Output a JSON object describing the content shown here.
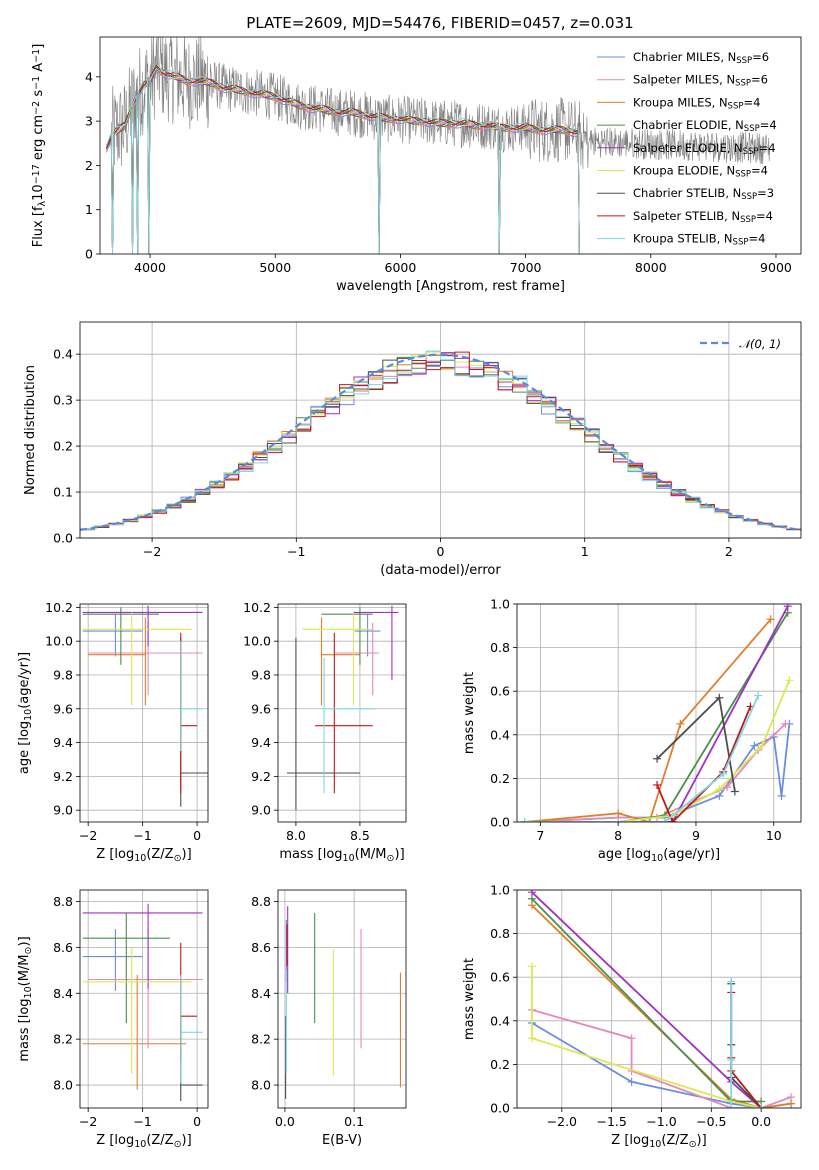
{
  "figure_title": "PLATE=2609, MJD=54476, FIBERID=0457, z=0.031",
  "series_colors": [
    "#6b8de3",
    "#e888b8",
    "#e07f2c",
    "#4a8f4a",
    "#a32fc4",
    "#dce84f",
    "#4e4e4e",
    "#c41818",
    "#7dd9e0"
  ],
  "spectrum_color": "#808080",
  "chart_data": [
    {
      "id": "spectrum",
      "type": "line",
      "xlabel": "wavelength [Angstrom, rest frame]",
      "ylabel": "Flux [f$_\\lambda$10$^{-17}$ erg cm$^{-2}$ s$^{-1}$ A$^{-1}$]",
      "ylabel_parts": [
        "Flux [f",
        "λ",
        "10",
        "−17",
        " erg cm",
        "−2",
        " s",
        "−1",
        " A",
        "−1",
        "]"
      ],
      "xlim": [
        3600,
        9200
      ],
      "ylim": [
        0,
        4.9
      ],
      "xticks": [
        4000,
        5000,
        6000,
        7000,
        8000,
        9000
      ],
      "yticks": [
        0,
        1,
        2,
        3,
        4
      ],
      "legend_position": "upper right",
      "legend": [
        {
          "model": "Chabrier MILES, N",
          "sub": "SSP",
          "tail": "=6"
        },
        {
          "model": "Salpeter MILES, N",
          "sub": "SSP",
          "tail": "=6"
        },
        {
          "model": "Kroupa MILES, N",
          "sub": "SSP",
          "tail": "=4"
        },
        {
          "model": "Chabrier ELODIE, N",
          "sub": "SSP",
          "tail": "=4"
        },
        {
          "model": "Salpeter ELODIE, N",
          "sub": "SSP",
          "tail": "=4"
        },
        {
          "model": "Kroupa ELODIE, N",
          "sub": "SSP",
          "tail": "=4"
        },
        {
          "model": "Chabrier STELIB, N",
          "sub": "SSP",
          "tail": "=3"
        },
        {
          "model": "Salpeter STELIB, N",
          "sub": "SSP",
          "tail": "=4"
        },
        {
          "model": "Kroupa STELIB, N",
          "sub": "SSP",
          "tail": "=4"
        }
      ],
      "model_curve": {
        "x": [
          3650,
          3700,
          3750,
          3800,
          3850,
          3900,
          3950,
          4000,
          4050,
          4100,
          4200,
          4300,
          4400,
          4500,
          4600,
          4700,
          4800,
          4900,
          5000,
          5100,
          5200,
          5300,
          5400,
          5500,
          5600,
          5700,
          5800,
          5900,
          6000,
          6100,
          6200,
          6300,
          6400,
          6500,
          6600,
          6700,
          6800,
          6900,
          7000,
          7100,
          7200,
          7300,
          7400,
          7430
        ],
        "y": [
          2.4,
          2.7,
          2.8,
          2.9,
          3.3,
          3.6,
          3.8,
          3.9,
          4.2,
          4.1,
          4.0,
          3.9,
          3.9,
          3.85,
          3.75,
          3.7,
          3.65,
          3.6,
          3.55,
          3.45,
          3.35,
          3.3,
          3.25,
          3.2,
          3.2,
          3.15,
          3.1,
          3.05,
          3.05,
          3.0,
          3.0,
          2.95,
          2.95,
          2.95,
          2.9,
          2.9,
          2.85,
          2.85,
          2.85,
          2.8,
          2.8,
          2.8,
          2.75,
          2.75
        ]
      },
      "data_dropouts_x": [
        3700,
        3860,
        3900,
        3990,
        5830,
        6790,
        7430
      ]
    },
    {
      "id": "residuals",
      "type": "histogram",
      "xlabel": "(data-model)/error",
      "ylabel": "Normed distribution",
      "xlim": [
        -2.5,
        2.5
      ],
      "ylim": [
        0,
        0.47
      ],
      "xticks": [
        -2,
        -1,
        0,
        1,
        2
      ],
      "yticks": [
        0.0,
        0.1,
        0.2,
        0.3,
        0.4
      ],
      "reference_curve_label": "𝒩(0, 1)",
      "bin_width": 0.1,
      "legend_position": "upper right"
    },
    {
      "id": "age_vs_Z",
      "type": "errorbar",
      "xlabel": "Z [log$_{10}$(Z/Z$_\\odot$)]",
      "ylabel": "age  [log$_{10}$(age/yr)]",
      "xlim": [
        -2.15,
        0.2
      ],
      "ylim": [
        8.93,
        10.22
      ],
      "xticks": [
        -2,
        -1,
        0
      ],
      "yticks": [
        9.0,
        9.2,
        9.4,
        9.6,
        9.8,
        10.0,
        10.2
      ],
      "points": [
        {
          "series": 0,
          "x": -1.5,
          "xerr": [
            0.6,
            0.5
          ],
          "y": 10.06,
          "yerr": [
            0.15,
            0.1
          ]
        },
        {
          "series": 1,
          "x": -0.9,
          "xerr": [
            1.1,
            1.0
          ],
          "y": 9.93,
          "yerr": [
            0.25,
            0.18
          ]
        },
        {
          "series": 2,
          "x": -0.95,
          "xerr": [
            1.05,
            0.0
          ],
          "y": 9.92,
          "yerr": [
            0.3,
            0.22
          ]
        },
        {
          "series": 3,
          "x": -1.4,
          "xerr": [
            0.7,
            0.7
          ],
          "y": 10.16,
          "yerr": [
            0.3,
            0.04
          ]
        },
        {
          "series": 4,
          "x": -0.9,
          "xerr": [
            1.2,
            1.0
          ],
          "y": 10.17,
          "yerr": [
            0.2,
            0.04
          ]
        },
        {
          "series": 5,
          "x": -1.2,
          "xerr": [
            0.9,
            1.1
          ],
          "y": 10.07,
          "yerr": [
            0.45,
            0.1
          ]
        },
        {
          "series": 6,
          "x": -0.3,
          "xerr": [
            0.0,
            0.6
          ],
          "y": 9.22,
          "yerr": [
            0.2,
            0.8
          ]
        },
        {
          "series": 7,
          "x": -0.3,
          "xerr": [
            0.0,
            0.3
          ],
          "y": 9.5,
          "yerr": [
            0.4,
            0.55
          ]
        },
        {
          "series": 8,
          "x": -0.3,
          "xerr": [
            0.0,
            0.4
          ],
          "y": 9.6,
          "yerr": [
            0.25,
            0.4
          ]
        }
      ]
    },
    {
      "id": "age_vs_mass",
      "type": "errorbar",
      "xlabel": "mass [log$_{10}$(M/M$_\\odot$)]",
      "ylabel": "",
      "xlim": [
        7.86,
        8.86
      ],
      "ylim": [
        8.93,
        10.22
      ],
      "xticks": [
        8.0,
        8.5
      ],
      "yticks": [
        9.0,
        9.2,
        9.4,
        9.6,
        9.8,
        10.0,
        10.2
      ],
      "points": [
        {
          "series": 0,
          "x": 8.56,
          "xerr": [
            0.1,
            0.1
          ],
          "y": 10.06,
          "yerr": [
            0.15,
            0.1
          ]
        },
        {
          "series": 1,
          "x": 8.6,
          "xerr": [
            0.3,
            0.05
          ],
          "y": 9.93,
          "yerr": [
            0.25,
            0.18
          ]
        },
        {
          "series": 2,
          "x": 8.2,
          "xerr": [
            0.0,
            0.3
          ],
          "y": 9.92,
          "yerr": [
            0.3,
            0.22
          ]
        },
        {
          "series": 3,
          "x": 8.5,
          "xerr": [
            0.3,
            0.1
          ],
          "y": 10.16,
          "yerr": [
            0.3,
            0.04
          ]
        },
        {
          "series": 4,
          "x": 8.75,
          "xerr": [
            0.3,
            0.05
          ],
          "y": 10.17,
          "yerr": [
            0.4,
            0.04
          ]
        },
        {
          "series": 5,
          "x": 8.45,
          "xerr": [
            0.4,
            0.15
          ],
          "y": 10.07,
          "yerr": [
            0.45,
            0.1
          ]
        },
        {
          "series": 6,
          "x": 8.0,
          "xerr": [
            0.07,
            0.5
          ],
          "y": 9.22,
          "yerr": [
            0.22,
            0.8
          ]
        },
        {
          "series": 7,
          "x": 8.3,
          "xerr": [
            0.15,
            0.3
          ],
          "y": 9.5,
          "yerr": [
            0.4,
            0.55
          ]
        },
        {
          "series": 8,
          "x": 8.22,
          "xerr": [
            0.0,
            0.4
          ],
          "y": 9.6,
          "yerr": [
            0.5,
            0.3
          ]
        }
      ]
    },
    {
      "id": "weight_vs_age",
      "type": "line",
      "xlabel": "age  [log$_{10}$(age/yr)]",
      "ylabel": "mass weight",
      "xlim": [
        6.7,
        10.35
      ],
      "ylim": [
        0,
        1
      ],
      "xticks": [
        7,
        8,
        9,
        10
      ],
      "yticks": [
        0.0,
        0.2,
        0.4,
        0.6,
        0.8,
        1.0
      ],
      "series": [
        {
          "series": 0,
          "x": [
            6.8,
            8.0,
            8.6,
            9.3,
            9.75,
            10.0,
            10.1,
            10.2
          ],
          "y": [
            0.0,
            0.02,
            0.02,
            0.12,
            0.35,
            0.39,
            0.12,
            0.45
          ]
        },
        {
          "series": 1,
          "x": [
            6.8,
            8.0,
            8.5,
            9.4,
            9.8,
            10.15
          ],
          "y": [
            0.0,
            0.02,
            0.02,
            0.16,
            0.33,
            0.45
          ]
        },
        {
          "series": 2,
          "x": [
            6.8,
            8.0,
            8.4,
            8.8,
            9.96
          ],
          "y": [
            0.0,
            0.04,
            0.0,
            0.45,
            0.93
          ]
        },
        {
          "series": 3,
          "x": [
            6.8,
            8.0,
            8.6,
            10.18
          ],
          "y": [
            0.0,
            0.0,
            0.03,
            0.96
          ]
        },
        {
          "series": 4,
          "x": [
            6.8,
            8.0,
            8.7,
            10.18
          ],
          "y": [
            0.0,
            0.0,
            0.0,
            0.99
          ]
        },
        {
          "series": 5,
          "x": [
            6.8,
            8.0,
            8.7,
            9.3,
            9.85,
            10.2
          ],
          "y": [
            0.0,
            0.0,
            0.03,
            0.15,
            0.35,
            0.65
          ]
        },
        {
          "series": 6,
          "x": [
            8.5,
            9.3,
            9.5
          ],
          "y": [
            0.29,
            0.57,
            0.14
          ]
        },
        {
          "series": 7,
          "x": [
            8.5,
            8.7,
            9.35,
            9.7
          ],
          "y": [
            0.17,
            0.0,
            0.23,
            0.53
          ]
        },
        {
          "series": 8,
          "x": [
            6.8,
            8.0,
            8.6,
            9.35,
            9.8
          ],
          "y": [
            0.0,
            0.0,
            0.0,
            0.22,
            0.58
          ]
        }
      ]
    },
    {
      "id": "mass_vs_Z",
      "type": "errorbar",
      "xlabel": "Z [log$_{10}$(Z/Z$_\\odot$)]",
      "ylabel": "mass [log$_{10}$(M/M$_\\odot$)]",
      "xlim": [
        -2.15,
        0.2
      ],
      "ylim": [
        7.9,
        8.85
      ],
      "xticks": [
        -2,
        -1,
        0
      ],
      "yticks": [
        8.0,
        8.2,
        8.4,
        8.6,
        8.8
      ],
      "points": [
        {
          "series": 0,
          "x": -1.5,
          "xerr": [
            0.6,
            0.5
          ],
          "y": 8.56,
          "yerr": [
            0.15,
            0.12
          ]
        },
        {
          "series": 1,
          "x": -0.9,
          "xerr": [
            1.1,
            1.0
          ],
          "y": 8.46,
          "yerr": [
            0.3,
            0.22
          ]
        },
        {
          "series": 2,
          "x": -1.1,
          "xerr": [
            1.0,
            0.9
          ],
          "y": 8.18,
          "yerr": [
            0.2,
            0.3
          ]
        },
        {
          "series": 3,
          "x": -1.3,
          "xerr": [
            0.8,
            0.8
          ],
          "y": 8.64,
          "yerr": [
            0.37,
            0.11
          ]
        },
        {
          "series": 4,
          "x": -0.9,
          "xerr": [
            1.2,
            1.0
          ],
          "y": 8.75,
          "yerr": [
            0.33,
            0.04
          ]
        },
        {
          "series": 5,
          "x": -1.2,
          "xerr": [
            0.9,
            1.1
          ],
          "y": 8.45,
          "yerr": [
            0.4,
            0.15
          ]
        },
        {
          "series": 6,
          "x": -0.3,
          "xerr": [
            0.0,
            0.4
          ],
          "y": 8.0,
          "yerr": [
            0.07,
            0.3
          ]
        },
        {
          "series": 7,
          "x": -0.3,
          "xerr": [
            0.0,
            0.3
          ],
          "y": 8.3,
          "yerr": [
            0.2,
            0.32
          ]
        },
        {
          "series": 8,
          "x": -0.3,
          "xerr": [
            0.0,
            0.4
          ],
          "y": 8.23,
          "yerr": [
            0.22,
            0.25
          ]
        }
      ]
    },
    {
      "id": "mass_vs_ebv",
      "type": "errorbar",
      "xlabel": "E(B-V)",
      "ylabel": "",
      "xlim": [
        -0.01,
        0.175
      ],
      "ylim": [
        7.9,
        8.85
      ],
      "xticks": [
        0.0,
        0.1
      ],
      "yticks": [
        8.0,
        8.2,
        8.4,
        8.6,
        8.8
      ],
      "points": [
        {
          "series": 0,
          "x": 0.002,
          "yl": 8.45,
          "yh": 8.72
        },
        {
          "series": 1,
          "x": 0.11,
          "yl": 8.16,
          "yh": 8.68
        },
        {
          "series": 2,
          "x": 0.167,
          "yl": 7.99,
          "yh": 8.49
        },
        {
          "series": 3,
          "x": 0.043,
          "yl": 8.27,
          "yh": 8.75
        },
        {
          "series": 4,
          "x": 0.004,
          "yl": 8.4,
          "yh": 8.78
        },
        {
          "series": 5,
          "x": 0.07,
          "yl": 8.04,
          "yh": 8.59
        },
        {
          "series": 6,
          "x": 0.001,
          "yl": 7.94,
          "yh": 8.3
        },
        {
          "series": 7,
          "x": 0.003,
          "yl": 8.52,
          "yh": 8.7
        },
        {
          "series": 8,
          "x": 0.002,
          "yl": 8.05,
          "yh": 8.5
        }
      ]
    },
    {
      "id": "weight_vs_Z",
      "type": "line",
      "xlabel": "Z [log$_{10}$(Z/Z$_\\odot$)]",
      "ylabel": "mass weight",
      "xlim": [
        -2.45,
        0.4
      ],
      "ylim": [
        0,
        1
      ],
      "xticks": [
        -2.0,
        -1.5,
        -1.0,
        -0.5,
        0.0
      ],
      "yticks": [
        0.0,
        0.2,
        0.4,
        0.6,
        0.8,
        1.0
      ],
      "series": [
        {
          "series": 0,
          "x": [
            -2.3,
            -1.3,
            -0.3,
            0.0,
            0.3
          ],
          "y": [
            0.39,
            0.12,
            0.02,
            0.0,
            0.02
          ]
        },
        {
          "series": 1,
          "x": [
            -2.3,
            -1.3,
            -1.3,
            -0.3,
            0.0,
            0.3
          ],
          "y": [
            0.45,
            0.32,
            0.17,
            0.0,
            0.0,
            0.05
          ]
        },
        {
          "series": 2,
          "x": [
            -2.3,
            -0.3,
            0.0,
            0.3
          ],
          "y": [
            0.93,
            0.04,
            0.0,
            0.02
          ]
        },
        {
          "series": 3,
          "x": [
            -2.3,
            -0.3,
            0.0
          ],
          "y": [
            0.96,
            0.03,
            0.03
          ]
        },
        {
          "series": 4,
          "x": [
            -2.3,
            -0.3,
            0.0
          ],
          "y": [
            0.99,
            0.12,
            0.0
          ]
        },
        {
          "series": 5,
          "x": [
            -2.3,
            -2.3,
            -0.3,
            0.0
          ],
          "y": [
            0.65,
            0.32,
            0.03,
            0.0
          ]
        },
        {
          "series": 6,
          "x": [
            -0.3,
            -0.3,
            -0.3,
            0.0
          ],
          "y": [
            0.57,
            0.29,
            0.14,
            0.0
          ]
        },
        {
          "series": 7,
          "x": [
            -0.3,
            -0.3,
            -0.3,
            0.0
          ],
          "y": [
            0.53,
            0.23,
            0.17,
            0.0
          ]
        },
        {
          "series": 8,
          "x": [
            -0.3,
            -0.3,
            -0.3,
            0.0
          ],
          "y": [
            0.58,
            0.22,
            0.0,
            0.0
          ]
        }
      ]
    }
  ]
}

────

Stated exercise
Look through the records above and report how many lines hold the word "xlabel", giving only the number.

Full response
8